* _DATA EXTRACT_:
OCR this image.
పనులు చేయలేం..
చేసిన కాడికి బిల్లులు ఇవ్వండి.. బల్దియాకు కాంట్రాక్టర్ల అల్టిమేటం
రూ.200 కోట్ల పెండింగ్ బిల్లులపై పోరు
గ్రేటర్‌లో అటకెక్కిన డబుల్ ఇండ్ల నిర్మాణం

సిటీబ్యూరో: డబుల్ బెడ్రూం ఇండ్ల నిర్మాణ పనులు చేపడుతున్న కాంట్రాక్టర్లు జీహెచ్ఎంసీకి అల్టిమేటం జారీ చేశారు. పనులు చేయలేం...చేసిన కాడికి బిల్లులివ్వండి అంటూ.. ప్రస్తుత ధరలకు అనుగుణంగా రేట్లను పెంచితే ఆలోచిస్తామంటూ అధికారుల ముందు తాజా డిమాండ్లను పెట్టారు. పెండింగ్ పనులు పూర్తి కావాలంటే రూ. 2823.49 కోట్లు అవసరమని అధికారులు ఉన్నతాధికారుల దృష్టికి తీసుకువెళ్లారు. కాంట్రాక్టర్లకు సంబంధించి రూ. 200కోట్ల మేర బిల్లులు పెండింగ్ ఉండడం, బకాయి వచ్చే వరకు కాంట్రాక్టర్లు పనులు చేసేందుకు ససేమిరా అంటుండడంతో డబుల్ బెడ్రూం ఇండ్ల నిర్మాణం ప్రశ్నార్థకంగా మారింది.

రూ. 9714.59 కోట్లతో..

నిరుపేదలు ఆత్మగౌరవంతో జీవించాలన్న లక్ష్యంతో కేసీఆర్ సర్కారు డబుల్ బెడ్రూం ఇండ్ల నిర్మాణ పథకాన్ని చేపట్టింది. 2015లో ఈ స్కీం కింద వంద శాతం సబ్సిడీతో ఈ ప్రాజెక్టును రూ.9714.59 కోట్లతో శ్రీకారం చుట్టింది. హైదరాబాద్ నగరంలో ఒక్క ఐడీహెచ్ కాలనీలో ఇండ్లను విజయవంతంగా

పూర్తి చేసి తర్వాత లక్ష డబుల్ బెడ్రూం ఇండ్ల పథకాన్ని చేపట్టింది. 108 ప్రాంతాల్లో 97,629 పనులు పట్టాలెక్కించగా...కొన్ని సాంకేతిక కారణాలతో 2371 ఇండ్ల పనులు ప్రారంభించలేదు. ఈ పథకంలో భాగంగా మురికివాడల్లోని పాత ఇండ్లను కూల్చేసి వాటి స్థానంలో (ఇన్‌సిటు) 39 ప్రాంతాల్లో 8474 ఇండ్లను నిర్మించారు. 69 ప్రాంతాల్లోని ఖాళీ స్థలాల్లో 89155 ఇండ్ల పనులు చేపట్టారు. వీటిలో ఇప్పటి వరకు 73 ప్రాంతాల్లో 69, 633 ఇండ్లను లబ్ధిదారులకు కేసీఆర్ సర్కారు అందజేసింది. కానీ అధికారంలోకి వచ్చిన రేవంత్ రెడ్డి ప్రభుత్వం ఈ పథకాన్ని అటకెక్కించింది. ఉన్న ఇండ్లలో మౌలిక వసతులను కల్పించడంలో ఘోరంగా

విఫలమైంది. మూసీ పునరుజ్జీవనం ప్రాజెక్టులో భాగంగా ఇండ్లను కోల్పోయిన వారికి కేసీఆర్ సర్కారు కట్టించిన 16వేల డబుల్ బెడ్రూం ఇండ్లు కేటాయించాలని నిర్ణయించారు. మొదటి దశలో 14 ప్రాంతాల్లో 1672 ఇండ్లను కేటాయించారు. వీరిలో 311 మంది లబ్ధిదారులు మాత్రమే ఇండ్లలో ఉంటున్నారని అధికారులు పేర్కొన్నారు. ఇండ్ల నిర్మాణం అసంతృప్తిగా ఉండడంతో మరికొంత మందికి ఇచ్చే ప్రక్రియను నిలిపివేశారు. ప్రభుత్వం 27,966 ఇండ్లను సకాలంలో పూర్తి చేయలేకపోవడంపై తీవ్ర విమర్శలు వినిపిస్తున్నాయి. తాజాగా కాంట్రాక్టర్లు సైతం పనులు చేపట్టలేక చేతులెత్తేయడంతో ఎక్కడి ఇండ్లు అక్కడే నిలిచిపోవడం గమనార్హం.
* * *
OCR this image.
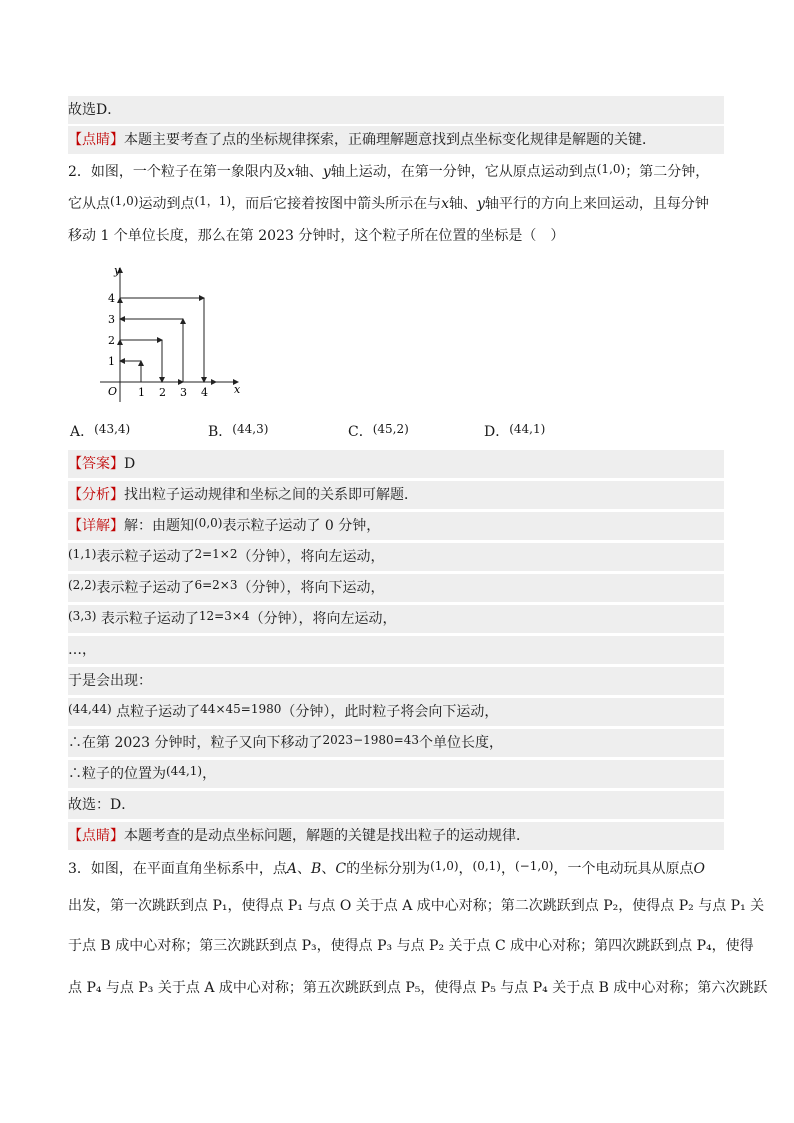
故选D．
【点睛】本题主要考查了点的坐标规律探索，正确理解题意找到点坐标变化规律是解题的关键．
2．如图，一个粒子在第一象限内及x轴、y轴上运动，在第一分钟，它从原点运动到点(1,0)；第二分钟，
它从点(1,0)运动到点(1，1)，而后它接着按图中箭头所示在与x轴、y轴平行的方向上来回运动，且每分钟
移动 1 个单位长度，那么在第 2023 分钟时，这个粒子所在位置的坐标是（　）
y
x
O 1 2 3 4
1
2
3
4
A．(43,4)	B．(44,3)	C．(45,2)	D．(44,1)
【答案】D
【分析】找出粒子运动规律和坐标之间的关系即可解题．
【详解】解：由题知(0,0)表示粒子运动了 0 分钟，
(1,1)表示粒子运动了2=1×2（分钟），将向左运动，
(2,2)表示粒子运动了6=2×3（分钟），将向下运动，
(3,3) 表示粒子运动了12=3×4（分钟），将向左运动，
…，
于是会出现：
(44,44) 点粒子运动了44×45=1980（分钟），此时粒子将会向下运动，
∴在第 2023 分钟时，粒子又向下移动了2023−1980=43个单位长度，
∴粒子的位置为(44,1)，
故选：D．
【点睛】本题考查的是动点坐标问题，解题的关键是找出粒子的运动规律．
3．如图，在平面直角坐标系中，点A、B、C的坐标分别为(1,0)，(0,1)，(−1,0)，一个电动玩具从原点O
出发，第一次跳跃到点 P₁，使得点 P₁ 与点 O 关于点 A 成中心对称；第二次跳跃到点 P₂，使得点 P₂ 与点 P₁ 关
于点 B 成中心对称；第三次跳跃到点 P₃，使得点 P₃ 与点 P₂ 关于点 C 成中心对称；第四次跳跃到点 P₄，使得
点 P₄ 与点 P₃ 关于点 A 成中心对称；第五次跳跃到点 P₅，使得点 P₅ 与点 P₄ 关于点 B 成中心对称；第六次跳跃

* _PROBLEM DESCRIPTION_:
Gather from the records above every line containing the string "成中心对称".

* _SOLVED EXERCISE_:
出发，第一次跳跃到点 P₁，使得点 P₁ 与点 O 关于点 A 成中心对称；第二次跳跃到点 P₂，使得点 P₂ 与点 P₁ 关
于点 B 成中心对称；第三次跳跃到点 P₃，使得点 P₃ 与点 P₂ 关于点 C 成中心对称；第四次跳跃到点 P₄，使得
点 P₄ 与点 P₃ 关于点 A 成中心对称；第五次跳跃到点 P₅，使得点 P₅ 与点 P₄ 关于点 B 成中心对称；第六次跳跃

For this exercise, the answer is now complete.